● **Written task**
Count every line that holds the string "states", and report the number alone.

Collection entries:

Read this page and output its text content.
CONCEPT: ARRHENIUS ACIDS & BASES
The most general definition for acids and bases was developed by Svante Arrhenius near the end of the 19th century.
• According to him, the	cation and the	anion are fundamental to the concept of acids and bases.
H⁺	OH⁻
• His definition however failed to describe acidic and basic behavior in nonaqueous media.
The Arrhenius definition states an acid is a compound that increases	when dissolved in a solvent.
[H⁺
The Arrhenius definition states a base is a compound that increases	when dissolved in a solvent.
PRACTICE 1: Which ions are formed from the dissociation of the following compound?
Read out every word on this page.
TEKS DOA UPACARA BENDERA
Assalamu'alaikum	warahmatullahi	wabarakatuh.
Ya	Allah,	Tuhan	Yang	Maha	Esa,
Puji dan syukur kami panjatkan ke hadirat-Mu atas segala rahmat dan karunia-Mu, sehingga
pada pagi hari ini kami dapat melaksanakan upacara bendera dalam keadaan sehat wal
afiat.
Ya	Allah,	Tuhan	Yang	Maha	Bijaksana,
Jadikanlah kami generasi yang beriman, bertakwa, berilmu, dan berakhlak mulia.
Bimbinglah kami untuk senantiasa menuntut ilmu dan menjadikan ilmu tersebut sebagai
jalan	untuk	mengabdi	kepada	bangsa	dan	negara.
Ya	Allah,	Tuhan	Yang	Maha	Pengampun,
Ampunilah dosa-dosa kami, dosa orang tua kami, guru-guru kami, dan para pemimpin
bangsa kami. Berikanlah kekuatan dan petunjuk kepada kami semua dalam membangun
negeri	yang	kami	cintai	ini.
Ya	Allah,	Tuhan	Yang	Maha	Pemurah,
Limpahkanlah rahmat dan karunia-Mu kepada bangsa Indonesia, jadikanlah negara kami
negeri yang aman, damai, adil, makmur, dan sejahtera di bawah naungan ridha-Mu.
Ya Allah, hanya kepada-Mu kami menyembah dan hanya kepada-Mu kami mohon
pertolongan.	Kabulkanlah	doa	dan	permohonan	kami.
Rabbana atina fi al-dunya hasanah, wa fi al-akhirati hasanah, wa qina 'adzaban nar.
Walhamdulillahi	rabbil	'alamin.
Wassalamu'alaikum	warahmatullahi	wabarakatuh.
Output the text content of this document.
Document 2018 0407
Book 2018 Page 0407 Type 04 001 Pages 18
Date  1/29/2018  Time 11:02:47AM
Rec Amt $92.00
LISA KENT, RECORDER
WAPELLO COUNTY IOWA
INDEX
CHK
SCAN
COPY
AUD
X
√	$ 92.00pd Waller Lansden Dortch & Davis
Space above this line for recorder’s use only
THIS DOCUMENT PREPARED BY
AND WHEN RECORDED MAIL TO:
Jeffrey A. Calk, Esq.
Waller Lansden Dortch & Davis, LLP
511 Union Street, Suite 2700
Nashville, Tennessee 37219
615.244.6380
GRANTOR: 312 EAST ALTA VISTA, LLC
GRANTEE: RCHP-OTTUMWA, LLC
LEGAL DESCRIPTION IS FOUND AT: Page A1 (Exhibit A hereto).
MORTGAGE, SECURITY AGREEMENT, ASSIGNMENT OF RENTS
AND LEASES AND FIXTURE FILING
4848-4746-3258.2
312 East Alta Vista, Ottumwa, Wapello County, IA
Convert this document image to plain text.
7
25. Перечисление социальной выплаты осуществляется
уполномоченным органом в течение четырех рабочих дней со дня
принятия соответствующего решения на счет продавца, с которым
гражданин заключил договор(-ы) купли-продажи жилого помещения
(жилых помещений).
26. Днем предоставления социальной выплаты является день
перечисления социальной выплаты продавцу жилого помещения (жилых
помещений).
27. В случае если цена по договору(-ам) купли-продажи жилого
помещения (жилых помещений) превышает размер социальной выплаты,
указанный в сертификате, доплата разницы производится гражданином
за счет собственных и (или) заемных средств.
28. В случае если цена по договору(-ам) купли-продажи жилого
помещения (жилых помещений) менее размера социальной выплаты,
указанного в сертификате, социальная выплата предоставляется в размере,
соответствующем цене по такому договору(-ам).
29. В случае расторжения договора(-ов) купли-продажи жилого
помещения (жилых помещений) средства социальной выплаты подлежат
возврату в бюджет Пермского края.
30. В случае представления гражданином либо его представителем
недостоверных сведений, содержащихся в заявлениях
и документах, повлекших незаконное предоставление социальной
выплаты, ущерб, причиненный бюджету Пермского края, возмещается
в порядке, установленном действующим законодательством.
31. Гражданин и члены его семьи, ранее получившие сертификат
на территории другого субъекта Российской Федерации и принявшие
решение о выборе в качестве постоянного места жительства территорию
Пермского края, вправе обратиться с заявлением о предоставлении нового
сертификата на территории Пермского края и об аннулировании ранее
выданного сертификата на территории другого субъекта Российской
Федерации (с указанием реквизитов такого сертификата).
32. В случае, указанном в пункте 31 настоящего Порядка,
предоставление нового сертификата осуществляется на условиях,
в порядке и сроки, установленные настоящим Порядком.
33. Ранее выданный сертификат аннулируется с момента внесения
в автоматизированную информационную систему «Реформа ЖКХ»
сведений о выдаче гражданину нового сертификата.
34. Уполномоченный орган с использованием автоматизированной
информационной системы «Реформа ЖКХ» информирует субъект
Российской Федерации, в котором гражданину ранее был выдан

● **Solution to the problem**
2